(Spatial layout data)

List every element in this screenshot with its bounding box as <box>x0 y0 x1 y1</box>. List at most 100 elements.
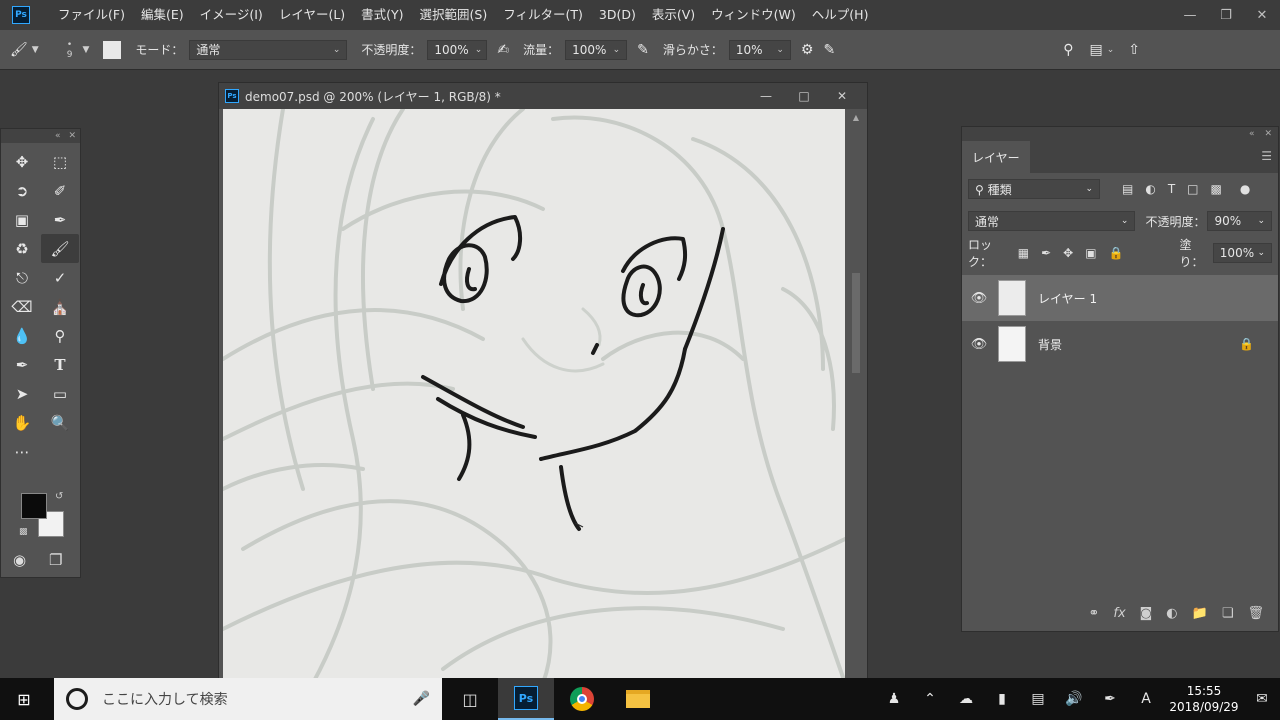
clock[interactable]: 15:55 2018/09/29 <box>1164 683 1244 715</box>
new-group-icon[interactable]: 📁 <box>1192 606 1208 621</box>
flow-input[interactable]: 100% ⌄ <box>565 39 628 60</box>
cortana-icon[interactable] <box>66 688 88 710</box>
paint-bucket-tool-icon[interactable]: ⛪ <box>41 292 79 321</box>
menu-type[interactable]: 書式(Y) <box>353 0 411 30</box>
minimize-icon[interactable]: — <box>747 83 785 109</box>
marquee-tool-icon[interactable]: ⬚ <box>41 147 79 176</box>
chevron-up-icon[interactable]: ⌃ <box>912 691 948 707</box>
scroll-thumb[interactable] <box>852 273 860 373</box>
rectangle-tool-icon[interactable]: ▭ <box>41 379 79 408</box>
menu-help[interactable]: ヘルプ(H) <box>804 0 877 30</box>
crop-tool-icon[interactable]: ▣ <box>3 205 41 234</box>
fill-input[interactable]: 100% ⌄ <box>1212 243 1272 263</box>
menu-edit[interactable]: 編集(E) <box>133 0 192 30</box>
mode-select[interactable]: 通常 ⌄ <box>189 39 348 60</box>
brush-preset-icon[interactable]: 🖌 <box>10 42 28 58</box>
foreground-color-swatch[interactable] <box>21 493 47 519</box>
canvas[interactable] <box>223 109 845 683</box>
chevron-down-icon[interactable]: ▼ <box>82 45 89 55</box>
panel-menu-icon[interactable]: ☰ <box>1261 149 1272 163</box>
new-layer-icon[interactable]: ❏ <box>1222 606 1234 621</box>
network-icon[interactable]: ▤ <box>1020 691 1056 707</box>
eye-icon[interactable]: 👁 <box>962 291 996 306</box>
screen-mode-icon[interactable]: ❐ <box>49 551 62 569</box>
task-view-icon[interactable]: ◫ <box>442 678 498 720</box>
lasso-tool-icon[interactable]: ➲ <box>3 176 41 205</box>
menu-3d[interactable]: 3D(D) <box>591 0 644 30</box>
adjustment-layer-icon[interactable]: ◐ <box>1166 606 1177 621</box>
clone-stamp-tool-icon[interactable]: ⎋ <box>3 263 41 292</box>
file-explorer-icon[interactable] <box>610 678 666 720</box>
eyedropper-tool-icon[interactable]: ✒ <box>41 205 79 234</box>
blend-mode-select[interactable]: 通常 ⌄ <box>968 211 1136 231</box>
type-tool-icon[interactable]: T <box>41 350 79 379</box>
lock-artboard-icon[interactable]: ▣ <box>1085 246 1096 260</box>
lock-transparent-icon[interactable]: ▦ <box>1018 246 1029 260</box>
search-icon[interactable]: ⚲ <box>1063 42 1073 58</box>
vertical-scrollbar[interactable]: ▲ <box>849 113 863 679</box>
hand-tool-icon[interactable]: ✋ <box>3 408 41 437</box>
notifications-icon[interactable]: ✉ <box>1244 691 1280 707</box>
layer-row[interactable]: 👁 レイヤー 1 <box>962 275 1278 321</box>
brush-tool-icon[interactable]: 🖌 <box>41 234 79 263</box>
menu-file[interactable]: ファイル(F) <box>50 0 133 30</box>
volume-icon[interactable]: 🔊 <box>1056 691 1092 707</box>
airbrush-icon[interactable]: ✎ <box>637 42 649 58</box>
onedrive-icon[interactable]: ☁ <box>948 691 984 707</box>
collapse-icon[interactable]: « <box>55 131 61 141</box>
menu-layer[interactable]: レイヤー(L) <box>271 0 353 30</box>
filter-toggle-icon[interactable]: ● <box>1240 182 1250 196</box>
gear-icon[interactable]: ⚙ <box>801 42 814 58</box>
zoom-tool-icon[interactable]: 🔍 <box>41 408 79 437</box>
brush-panel-icon[interactable] <box>103 40 122 59</box>
chevron-down-icon[interactable]: ⌄ <box>1107 45 1115 55</box>
pen-icon[interactable]: ✒ <box>1092 691 1128 707</box>
menu-window[interactable]: ウィンドウ(W) <box>703 0 804 30</box>
healing-brush-tool-icon[interactable]: ♻ <box>3 234 41 263</box>
move-tool-icon[interactable]: ✥ <box>3 147 41 176</box>
menu-select[interactable]: 選択範囲(S) <box>412 0 496 30</box>
scroll-up-icon[interactable]: ▲ <box>849 113 863 127</box>
opacity-input[interactable]: 100% ⌄ <box>427 39 488 60</box>
quick-mask-icon[interactable]: ◉ <box>13 551 26 569</box>
blur-tool-icon[interactable]: 💧 <box>3 321 41 350</box>
maximize-icon[interactable]: □ <box>785 83 823 109</box>
more-tools-icon[interactable]: ⋯ <box>3 437 41 466</box>
filter-adjustment-icon[interactable]: ◐ <box>1145 182 1155 196</box>
pen-tool-icon[interactable]: ✒ <box>3 350 41 379</box>
filter-type-icon[interactable]: T <box>1168 182 1175 196</box>
filter-shape-icon[interactable]: □ <box>1187 182 1198 196</box>
dodge-tool-icon[interactable]: ⚲ <box>41 321 79 350</box>
ime-indicator[interactable]: A <box>1128 691 1164 707</box>
filter-pixel-icon[interactable]: ▤ <box>1122 182 1133 196</box>
link-layers-icon[interactable]: ⚭ <box>1088 606 1099 621</box>
chrome-icon[interactable] <box>554 678 610 720</box>
add-mask-icon[interactable]: ◙ <box>1140 606 1153 621</box>
taskbar-search[interactable]: ここに入力して検索 🎤 <box>54 678 442 720</box>
people-icon[interactable]: ♟ <box>876 691 912 707</box>
smoothing-input[interactable]: 10% ⌄ <box>728 39 791 60</box>
fx-icon[interactable]: fx <box>1113 606 1125 621</box>
path-select-tool-icon[interactable]: ➤ <box>3 379 41 408</box>
swap-colors-icon[interactable]: ↺ <box>55 491 63 502</box>
photoshop-taskbar-icon[interactable]: Ps <box>498 678 554 720</box>
pressure-size-icon[interactable]: ✎ <box>823 42 835 58</box>
menu-filter[interactable]: フィルター(T) <box>495 0 591 30</box>
close-icon[interactable]: ✕ <box>68 131 76 141</box>
menu-view[interactable]: 表示(V) <box>644 0 703 30</box>
quick-select-tool-icon[interactable]: ✐ <box>41 176 79 205</box>
tab-layers[interactable]: レイヤー <box>962 141 1030 173</box>
microphone-icon[interactable]: 🎤 <box>413 691 430 707</box>
restore-icon[interactable]: ❐ <box>1208 0 1244 30</box>
close-icon[interactable]: ✕ <box>1244 0 1280 30</box>
minimize-icon[interactable]: — <box>1172 0 1208 30</box>
eye-icon[interactable]: 👁 <box>962 337 996 352</box>
workspace-icon[interactable]: ▤ <box>1089 42 1102 58</box>
close-icon[interactable]: ✕ <box>823 83 861 109</box>
lock-all-icon[interactable]: 🔒 <box>1109 246 1124 260</box>
windows-start-icon[interactable]: ⊞ <box>0 678 48 720</box>
layer-row[interactable]: 👁 背景 🔒 <box>962 321 1278 367</box>
filter-smart-object-icon[interactable]: ▩ <box>1211 182 1222 196</box>
brush-size-picker[interactable]: • 9 <box>67 40 73 60</box>
history-brush-tool-icon[interactable]: ✓ <box>41 263 79 292</box>
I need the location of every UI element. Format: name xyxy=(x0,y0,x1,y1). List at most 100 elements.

**WHAT YOU SHOULD DO**. Rewrite the listing above with every "interactable" switched to "clickable" and nothing else changed, leaving out the picture.

**THE SOLUTION**.
List every element in this screenshot with its bounding box as <box>x0 y0 x1 y1</box>. List at most 100 elements.
clock[clickable]: 15:55 2018/09/29 <box>1164 683 1244 715</box>
new-group-icon[clickable]: 📁 <box>1192 606 1208 621</box>
flow-input[clickable]: 100% ⌄ <box>565 39 628 60</box>
cortana-icon[clickable] <box>66 688 88 710</box>
paint-bucket-tool-icon[clickable]: ⛪ <box>41 292 79 321</box>
menu-type[clickable]: 書式(Y) <box>353 0 411 30</box>
minimize-icon[clickable]: — <box>747 83 785 109</box>
marquee-tool-icon[clickable]: ⬚ <box>41 147 79 176</box>
chevron-up-icon[clickable]: ⌃ <box>912 691 948 707</box>
scroll-thumb[clickable] <box>852 273 860 373</box>
rectangle-tool-icon[clickable]: ▭ <box>41 379 79 408</box>
menu-help[clickable]: ヘルプ(H) <box>804 0 877 30</box>
crop-tool-icon[clickable]: ▣ <box>3 205 41 234</box>
fill-input[clickable]: 100% ⌄ <box>1212 243 1272 263</box>
menu-edit[clickable]: 編集(E) <box>133 0 192 30</box>
mode-select[clickable]: 通常 ⌄ <box>189 39 348 60</box>
brush-preset-icon[clickable]: 🖌 <box>10 42 28 58</box>
foreground-color-swatch[clickable] <box>21 493 47 519</box>
canvas[clickable] <box>223 109 845 683</box>
chevron-down-icon[clickable]: ▼ <box>82 45 89 55</box>
panel-menu-icon[clickable]: ☰ <box>1261 149 1272 163</box>
new-layer-icon[clickable]: ❏ <box>1222 606 1234 621</box>
network-icon[clickable]: ▤ <box>1020 691 1056 707</box>
eye-icon[clickable]: 👁 <box>962 291 996 306</box>
screen-mode-icon[clickable]: ❐ <box>49 551 62 569</box>
task-view-icon[clickable]: ◫ <box>442 678 498 720</box>
lasso-tool-icon[clickable]: ➲ <box>3 176 41 205</box>
menu-3d[clickable]: 3D(D) <box>591 0 644 30</box>
adjustment-layer-icon[clickable]: ◐ <box>1166 606 1177 621</box>
clone-stamp-tool-icon[clickable]: ⎋ <box>3 263 41 292</box>
file-explorer-icon[clickable] <box>610 678 666 720</box>
eyedropper-tool-icon[clickable]: ✒ <box>41 205 79 234</box>
blend-mode-select[clickable]: 通常 ⌄ <box>968 211 1136 231</box>
type-tool-icon[clickable]: T <box>41 350 79 379</box>
lock-artboard-icon[clickable]: ▣ <box>1085 246 1096 260</box>
lock-transparent-icon[clickable]: ▦ <box>1018 246 1029 260</box>
search-icon[clickable]: ⚲ <box>1063 42 1073 58</box>
vertical-scrollbar[clickable]: ▲ <box>849 113 863 679</box>
hand-tool-icon[clickable]: ✋ <box>3 408 41 437</box>
notifications-icon[clickable]: ✉ <box>1244 691 1280 707</box>
layer-row[clickable]: 👁 レイヤー 1 <box>962 275 1278 321</box>
brush-tool-icon[clickable]: 🖌 <box>41 234 79 263</box>
menu-file[clickable]: ファイル(F) <box>50 0 133 30</box>
volume-icon[clickable]: 🔊 <box>1056 691 1092 707</box>
airbrush-icon[clickable]: ✎ <box>637 42 649 58</box>
onedrive-icon[clickable]: ☁ <box>948 691 984 707</box>
collapse-icon[clickable]: « <box>55 131 61 141</box>
menu-layer[clickable]: レイヤー(L) <box>271 0 353 30</box>
filter-toggle-icon[clickable]: ● <box>1240 182 1250 196</box>
gear-icon[clickable]: ⚙ <box>801 42 814 58</box>
zoom-tool-icon[clickable]: 🔍 <box>41 408 79 437</box>
brush-panel-icon[clickable] <box>103 40 122 59</box>
chevron-down-icon[clickable]: ⌄ <box>1107 45 1115 55</box>
pen-icon[clickable]: ✒ <box>1092 691 1128 707</box>
menu-window[clickable]: ウィンドウ(W) <box>703 0 804 30</box>
healing-brush-tool-icon[clickable]: ♻ <box>3 234 41 263</box>
move-tool-icon[clickable]: ✥ <box>3 147 41 176</box>
menu-select[clickable]: 選択範囲(S) <box>412 0 496 30</box>
scroll-up-icon[clickable]: ▲ <box>849 113 863 127</box>
opacity-input[clickable]: 100% ⌄ <box>427 39 488 60</box>
quick-mask-icon[clickable]: ◉ <box>13 551 26 569</box>
blur-tool-icon[clickable]: 💧 <box>3 321 41 350</box>
maximize-icon[clickable]: □ <box>785 83 823 109</box>
more-tools-icon[clickable]: ⋯ <box>3 437 41 466</box>
filter-adjustment-icon[clickable]: ◐ <box>1145 182 1155 196</box>
pen-tool-icon[clickable]: ✒ <box>3 350 41 379</box>
filter-type-icon[clickable]: T <box>1168 182 1175 196</box>
filter-shape-icon[clickable]: □ <box>1187 182 1198 196</box>
dodge-tool-icon[clickable]: ⚲ <box>41 321 79 350</box>
ime-indicator[clickable]: A <box>1128 691 1164 707</box>
filter-pixel-icon[clickable]: ▤ <box>1122 182 1133 196</box>
link-layers-icon[clickable]: ⚭ <box>1088 606 1099 621</box>
chrome-icon[clickable] <box>554 678 610 720</box>
add-mask-icon[clickable]: ◙ <box>1140 606 1153 621</box>
taskbar-search[clickable]: ここに入力して検索 🎤 <box>54 678 442 720</box>
people-icon[clickable]: ♟ <box>876 691 912 707</box>
smoothing-input[clickable]: 10% ⌄ <box>728 39 791 60</box>
fx-icon[clickable]: fx <box>1113 606 1125 621</box>
path-select-tool-icon[clickable]: ➤ <box>3 379 41 408</box>
swap-colors-icon[clickable]: ↺ <box>55 491 63 502</box>
photoshop-taskbar-icon[clickable]: Ps <box>498 678 554 720</box>
pressure-size-icon[clickable]: ✎ <box>823 42 835 58</box>
menu-filter[clickable]: フィルター(T) <box>495 0 591 30</box>
close-icon[clickable]: ✕ <box>68 131 76 141</box>
menu-view[clickable]: 表示(V) <box>644 0 703 30</box>
quick-select-tool-icon[clickable]: ✐ <box>41 176 79 205</box>
tab-layers[clickable]: レイヤー <box>962 141 1030 173</box>
microphone-icon[clickable]: 🎤 <box>413 691 430 707</box>
restore-icon[clickable]: ❐ <box>1208 0 1244 30</box>
close-icon[clickable]: ✕ <box>1244 0 1280 30</box>
minimize-icon[clickable]: — <box>1172 0 1208 30</box>
eye-icon[clickable]: 👁 <box>962 337 996 352</box>
workspace-icon[clickable]: ▤ <box>1089 42 1102 58</box>
close-icon[clickable]: ✕ <box>823 83 861 109</box>
lock-all-icon[clickable]: 🔒 <box>1109 246 1124 260</box>
windows-start-icon[clickable]: ⊞ <box>0 678 48 720</box>
layer-row[clickable]: 👁 背景 🔒 <box>962 321 1278 367</box>
filter-smart-object-icon[clickable]: ▩ <box>1211 182 1222 196</box>
brush-size-picker[clickable]: • 9 <box>67 40 73 60</box>
history-brush-tool-icon[clickable]: ✓ <box>41 263 79 292</box>
I need the location of every UI element. Format: name xyxy=(x0,y0,x1,y1). List at most 100 elements.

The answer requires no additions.